> Records to process:
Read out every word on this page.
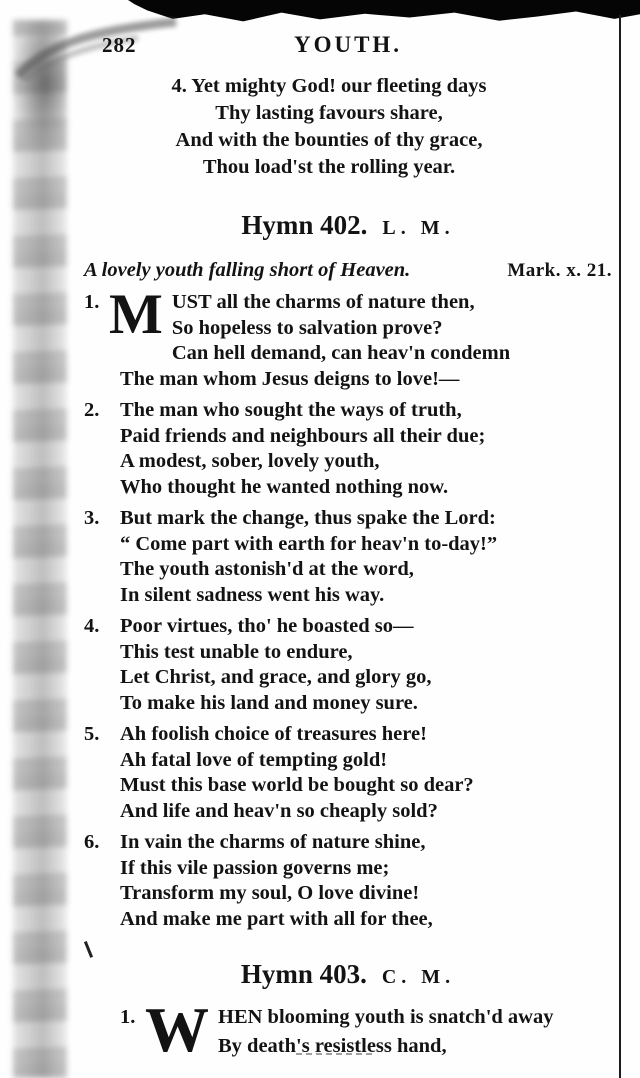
282	YOUTH.
4. Yet mighty God! our fleeting days
Thy lasting favours share,
And with the bounties of thy grace,
Thou load'st the rolling year.
Hymn 402. L. M.
A lovely youth falling short of Heaven.	Mark. x. 21.
1. M UST all the charms of nature then,
So hopeless to salvation prove?
Can hell demand, can heav'n condemn
The man whom Jesus deigns to love!—
2. The man who sought the ways of truth,
Paid friends and neighbours all their due;
A modest, sober, lovely youth,
Who thought he wanted nothing now.
3. But mark the change, thus spake the Lord:
“ Come part with earth for heav'n to-day!”
The youth astonish'd at the word,
In silent sadness went his way.
4. Poor virtues, tho' he boasted so—
This test unable to endure,
Let Christ, and grace, and glory go,
To make his land and money sure.
5. Ah foolish choice of treasures here!
Ah fatal love of tempting gold!
Must this base world be bought so dear?
And life and heav'n so cheaply sold?
6. In vain the charms of nature shine,
If this vile passion governs me;
Transform my soul, O love divine!
And make me part with all for thee,
Hymn 403. C. M.
1. W HEN blooming youth is snatch'd away
By death's resistless hand,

> Instructions for the task: Repeat the entries exactly and keep the pictures out of the copy.

> Solution:
Read out every word on this page.
282	YOUTH.
4. Yet mighty God! our fleeting days
Thy lasting favours share,
And with the bounties of thy grace,
Thou load'st the rolling year.
Hymn 402. L. M.
A lovely youth falling short of Heaven.	Mark. x. 21.
1. M UST all the charms of nature then,
So hopeless to salvation prove?
Can hell demand, can heav'n condemn
The man whom Jesus deigns to love!—
2. The man who sought the ways of truth,
Paid friends and neighbours all their due;
A modest, sober, lovely youth,
Who thought he wanted nothing now.
3. But mark the change, thus spake the Lord:
“ Come part with earth for heav'n to-day!”
The youth astonish'd at the word,
In silent sadness went his way.
4. Poor virtues, tho' he boasted so—
This test unable to endure,
Let Christ, and grace, and glory go,
To make his land and money sure.
5. Ah foolish choice of treasures here!
Ah fatal love of tempting gold!
Must this base world be bought so dear?
And life and heav'n so cheaply sold?
6. In vain the charms of nature shine,
If this vile passion governs me;
Transform my soul, O love divine!
And make me part with all for thee,
Hymn 403. C. M.
1. W HEN blooming youth is snatch'd away
By death's resistless hand,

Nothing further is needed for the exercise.